**What to work on**.
Return every row below that contains the string "series", treating uppercase and lowercase letters as different.
—————
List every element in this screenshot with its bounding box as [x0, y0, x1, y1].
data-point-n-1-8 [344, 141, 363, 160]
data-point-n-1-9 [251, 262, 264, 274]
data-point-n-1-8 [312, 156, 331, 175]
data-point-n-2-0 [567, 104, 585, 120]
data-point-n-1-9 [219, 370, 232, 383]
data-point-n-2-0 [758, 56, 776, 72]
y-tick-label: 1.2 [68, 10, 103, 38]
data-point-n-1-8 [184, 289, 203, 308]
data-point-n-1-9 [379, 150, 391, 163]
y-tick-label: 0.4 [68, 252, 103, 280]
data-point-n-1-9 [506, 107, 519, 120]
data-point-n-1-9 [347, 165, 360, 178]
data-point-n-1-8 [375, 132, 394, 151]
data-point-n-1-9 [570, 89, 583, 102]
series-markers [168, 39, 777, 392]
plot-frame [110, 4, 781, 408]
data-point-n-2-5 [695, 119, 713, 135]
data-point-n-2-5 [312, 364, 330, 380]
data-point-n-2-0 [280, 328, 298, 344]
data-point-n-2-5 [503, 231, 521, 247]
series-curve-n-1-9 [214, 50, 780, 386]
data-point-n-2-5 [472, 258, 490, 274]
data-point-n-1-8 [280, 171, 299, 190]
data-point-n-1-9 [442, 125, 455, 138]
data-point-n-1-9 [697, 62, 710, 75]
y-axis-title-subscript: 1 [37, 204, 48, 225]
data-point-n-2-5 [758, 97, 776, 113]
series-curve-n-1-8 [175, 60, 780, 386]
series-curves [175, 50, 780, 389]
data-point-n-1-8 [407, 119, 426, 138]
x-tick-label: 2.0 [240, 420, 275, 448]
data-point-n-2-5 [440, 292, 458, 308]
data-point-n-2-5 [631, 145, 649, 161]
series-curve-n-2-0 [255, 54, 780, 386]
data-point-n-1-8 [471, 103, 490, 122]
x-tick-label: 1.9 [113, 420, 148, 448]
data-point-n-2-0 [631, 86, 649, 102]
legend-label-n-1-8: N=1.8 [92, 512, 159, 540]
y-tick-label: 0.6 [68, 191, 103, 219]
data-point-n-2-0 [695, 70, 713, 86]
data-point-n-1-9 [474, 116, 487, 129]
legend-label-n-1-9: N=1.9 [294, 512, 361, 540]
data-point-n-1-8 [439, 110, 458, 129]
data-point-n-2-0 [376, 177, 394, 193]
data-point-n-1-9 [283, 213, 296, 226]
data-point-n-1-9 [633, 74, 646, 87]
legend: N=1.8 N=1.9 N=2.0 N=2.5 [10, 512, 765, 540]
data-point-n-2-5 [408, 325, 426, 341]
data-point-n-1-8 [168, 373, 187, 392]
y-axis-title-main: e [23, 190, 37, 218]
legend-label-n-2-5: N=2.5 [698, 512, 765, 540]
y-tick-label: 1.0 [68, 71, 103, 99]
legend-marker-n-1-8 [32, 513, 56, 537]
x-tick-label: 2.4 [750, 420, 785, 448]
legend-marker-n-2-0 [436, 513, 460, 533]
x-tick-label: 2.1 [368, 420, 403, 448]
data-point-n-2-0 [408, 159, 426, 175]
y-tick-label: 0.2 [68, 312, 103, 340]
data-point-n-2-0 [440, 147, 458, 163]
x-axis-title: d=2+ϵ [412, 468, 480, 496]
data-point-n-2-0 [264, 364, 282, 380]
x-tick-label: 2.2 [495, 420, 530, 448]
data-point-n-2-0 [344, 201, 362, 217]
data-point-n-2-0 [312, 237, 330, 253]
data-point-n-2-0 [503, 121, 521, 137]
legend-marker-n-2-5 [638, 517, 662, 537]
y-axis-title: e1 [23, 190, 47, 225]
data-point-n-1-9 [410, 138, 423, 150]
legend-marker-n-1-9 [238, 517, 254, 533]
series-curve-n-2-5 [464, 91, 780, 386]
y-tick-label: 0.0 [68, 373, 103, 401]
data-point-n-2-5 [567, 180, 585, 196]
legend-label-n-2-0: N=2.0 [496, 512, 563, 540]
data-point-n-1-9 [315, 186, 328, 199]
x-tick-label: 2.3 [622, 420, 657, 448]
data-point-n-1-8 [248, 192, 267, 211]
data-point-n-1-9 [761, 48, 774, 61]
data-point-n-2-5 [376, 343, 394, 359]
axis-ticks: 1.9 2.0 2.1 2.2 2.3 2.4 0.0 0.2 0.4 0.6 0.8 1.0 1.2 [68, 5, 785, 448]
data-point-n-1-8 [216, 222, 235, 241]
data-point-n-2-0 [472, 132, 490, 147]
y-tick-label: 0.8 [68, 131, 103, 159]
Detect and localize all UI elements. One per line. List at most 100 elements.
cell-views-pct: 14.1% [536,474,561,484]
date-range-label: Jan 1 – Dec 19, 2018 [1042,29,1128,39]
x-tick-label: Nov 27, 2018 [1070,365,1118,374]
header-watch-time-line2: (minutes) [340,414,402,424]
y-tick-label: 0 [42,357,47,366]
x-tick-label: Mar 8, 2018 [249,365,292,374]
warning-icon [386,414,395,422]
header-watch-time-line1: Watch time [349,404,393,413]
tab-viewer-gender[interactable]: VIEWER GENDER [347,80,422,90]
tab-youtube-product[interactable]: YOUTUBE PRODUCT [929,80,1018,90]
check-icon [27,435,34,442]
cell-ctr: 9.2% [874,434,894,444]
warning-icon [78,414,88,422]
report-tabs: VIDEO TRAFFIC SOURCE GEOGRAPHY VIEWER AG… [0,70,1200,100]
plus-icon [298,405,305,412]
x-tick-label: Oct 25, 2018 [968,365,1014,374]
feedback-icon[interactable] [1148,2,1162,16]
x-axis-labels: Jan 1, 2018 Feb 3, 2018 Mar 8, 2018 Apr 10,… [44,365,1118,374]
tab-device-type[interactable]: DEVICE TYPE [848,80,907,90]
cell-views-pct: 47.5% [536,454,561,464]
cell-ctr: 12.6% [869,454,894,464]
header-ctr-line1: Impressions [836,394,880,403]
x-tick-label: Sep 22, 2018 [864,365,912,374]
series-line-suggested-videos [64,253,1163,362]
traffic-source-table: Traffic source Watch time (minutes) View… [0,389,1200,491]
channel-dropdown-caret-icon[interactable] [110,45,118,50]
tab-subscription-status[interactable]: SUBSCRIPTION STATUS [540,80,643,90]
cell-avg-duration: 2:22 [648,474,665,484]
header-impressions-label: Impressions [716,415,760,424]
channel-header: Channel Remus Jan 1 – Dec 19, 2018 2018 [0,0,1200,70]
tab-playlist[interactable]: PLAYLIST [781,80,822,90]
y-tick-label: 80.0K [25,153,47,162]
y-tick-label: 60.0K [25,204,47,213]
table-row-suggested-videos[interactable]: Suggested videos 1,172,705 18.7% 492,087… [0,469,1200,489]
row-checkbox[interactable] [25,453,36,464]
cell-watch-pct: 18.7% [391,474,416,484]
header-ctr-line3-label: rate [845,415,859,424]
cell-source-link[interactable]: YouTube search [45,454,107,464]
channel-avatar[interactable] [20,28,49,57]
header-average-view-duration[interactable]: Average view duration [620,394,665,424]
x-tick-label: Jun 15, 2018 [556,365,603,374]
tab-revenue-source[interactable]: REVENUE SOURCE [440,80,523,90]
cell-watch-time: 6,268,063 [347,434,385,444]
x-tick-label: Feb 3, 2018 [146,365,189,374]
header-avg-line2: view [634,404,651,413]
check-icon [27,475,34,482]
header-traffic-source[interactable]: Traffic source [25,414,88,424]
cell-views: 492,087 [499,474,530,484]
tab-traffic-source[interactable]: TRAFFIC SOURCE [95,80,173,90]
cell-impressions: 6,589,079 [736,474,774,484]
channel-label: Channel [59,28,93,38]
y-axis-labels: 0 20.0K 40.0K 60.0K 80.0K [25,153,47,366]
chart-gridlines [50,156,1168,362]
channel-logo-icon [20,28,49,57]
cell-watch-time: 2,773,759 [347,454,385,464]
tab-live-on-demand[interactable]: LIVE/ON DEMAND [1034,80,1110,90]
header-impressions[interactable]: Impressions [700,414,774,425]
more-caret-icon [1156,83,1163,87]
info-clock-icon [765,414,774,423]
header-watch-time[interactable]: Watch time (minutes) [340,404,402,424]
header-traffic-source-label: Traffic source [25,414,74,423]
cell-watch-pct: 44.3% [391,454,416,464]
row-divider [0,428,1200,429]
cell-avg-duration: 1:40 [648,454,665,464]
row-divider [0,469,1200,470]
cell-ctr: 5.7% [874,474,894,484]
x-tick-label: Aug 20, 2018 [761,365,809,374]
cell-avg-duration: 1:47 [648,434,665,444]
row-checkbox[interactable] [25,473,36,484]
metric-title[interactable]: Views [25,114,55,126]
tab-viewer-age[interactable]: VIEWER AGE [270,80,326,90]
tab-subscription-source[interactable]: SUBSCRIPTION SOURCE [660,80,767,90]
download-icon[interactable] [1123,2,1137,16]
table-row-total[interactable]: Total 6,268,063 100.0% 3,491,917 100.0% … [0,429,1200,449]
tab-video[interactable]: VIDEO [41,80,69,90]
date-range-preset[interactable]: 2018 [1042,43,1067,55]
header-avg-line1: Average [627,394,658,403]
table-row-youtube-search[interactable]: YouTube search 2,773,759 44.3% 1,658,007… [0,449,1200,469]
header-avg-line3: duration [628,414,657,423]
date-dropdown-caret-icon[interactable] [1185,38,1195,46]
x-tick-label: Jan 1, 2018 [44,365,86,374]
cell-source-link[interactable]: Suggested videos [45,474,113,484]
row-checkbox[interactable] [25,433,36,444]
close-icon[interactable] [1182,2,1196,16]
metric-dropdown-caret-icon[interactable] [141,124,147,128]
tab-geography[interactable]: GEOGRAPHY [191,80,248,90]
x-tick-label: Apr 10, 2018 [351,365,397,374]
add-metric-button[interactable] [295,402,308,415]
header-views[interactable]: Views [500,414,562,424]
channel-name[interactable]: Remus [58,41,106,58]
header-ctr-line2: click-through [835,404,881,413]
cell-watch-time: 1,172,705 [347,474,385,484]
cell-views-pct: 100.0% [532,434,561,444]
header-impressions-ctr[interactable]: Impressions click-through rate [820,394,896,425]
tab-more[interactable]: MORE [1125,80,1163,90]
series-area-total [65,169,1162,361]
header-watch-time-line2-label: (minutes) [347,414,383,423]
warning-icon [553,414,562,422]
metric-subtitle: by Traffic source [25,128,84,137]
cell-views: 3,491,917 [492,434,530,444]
—————
**Output**.
series-markers [168, 39, 777, 392]
series-curve-n-1-9 [214, 50, 780, 386]
series-curve-n-1-8 [175, 60, 780, 386]
series-curves [175, 50, 780, 389]
series-curve-n-2-0 [255, 54, 780, 386]
series-curve-n-2-5 [464, 91, 780, 386]
series-line-suggested-videos [64,253,1163,362]
series-area-total [65,169,1162,361]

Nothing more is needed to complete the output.